— MATERIAL TO PROCESS —

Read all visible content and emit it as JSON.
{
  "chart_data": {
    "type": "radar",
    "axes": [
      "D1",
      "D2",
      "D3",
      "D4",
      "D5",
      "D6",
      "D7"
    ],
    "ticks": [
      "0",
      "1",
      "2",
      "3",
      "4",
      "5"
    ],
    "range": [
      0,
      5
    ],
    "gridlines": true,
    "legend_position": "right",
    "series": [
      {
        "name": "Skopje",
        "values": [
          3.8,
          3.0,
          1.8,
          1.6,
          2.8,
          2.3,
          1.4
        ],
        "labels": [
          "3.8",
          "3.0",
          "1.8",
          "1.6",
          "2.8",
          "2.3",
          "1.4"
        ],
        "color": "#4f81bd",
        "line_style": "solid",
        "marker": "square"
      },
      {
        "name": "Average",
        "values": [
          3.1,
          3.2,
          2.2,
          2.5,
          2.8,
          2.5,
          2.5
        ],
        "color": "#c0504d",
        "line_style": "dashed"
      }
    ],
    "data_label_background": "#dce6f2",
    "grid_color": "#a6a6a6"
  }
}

— EXERCISE TASK —
Your task is to quote the listing above word for word.

— COMPLETED TASK —
Read all visible content and emit it as JSON.
{
  "chart_data": {
    "type": "radar",
    "axes": [
      "D1",
      "D2",
      "D3",
      "D4",
      "D5",
      "D6",
      "D7"
    ],
    "ticks": [
      "0",
      "1",
      "2",
      "3",
      "4",
      "5"
    ],
    "range": [
      0,
      5
    ],
    "gridlines": true,
    "legend_position": "right",
    "series": [
      {
        "name": "Skopje",
        "values": [
          3.8,
          3.0,
          1.8,
          1.6,
          2.8,
          2.3,
          1.4
        ],
        "labels": [
          "3.8",
          "3.0",
          "1.8",
          "1.6",
          "2.8",
          "2.3",
          "1.4"
        ],
        "color": "#4f81bd",
        "line_style": "solid",
        "marker": "square"
      },
      {
        "name": "Average",
        "values": [
          3.1,
          3.2,
          2.2,
          2.5,
          2.8,
          2.5,
          2.5
        ],
        "color": "#c0504d",
        "line_style": "dashed"
      }
    ],
    "data_label_background": "#dce6f2",
    "grid_color": "#a6a6a6"
  }
}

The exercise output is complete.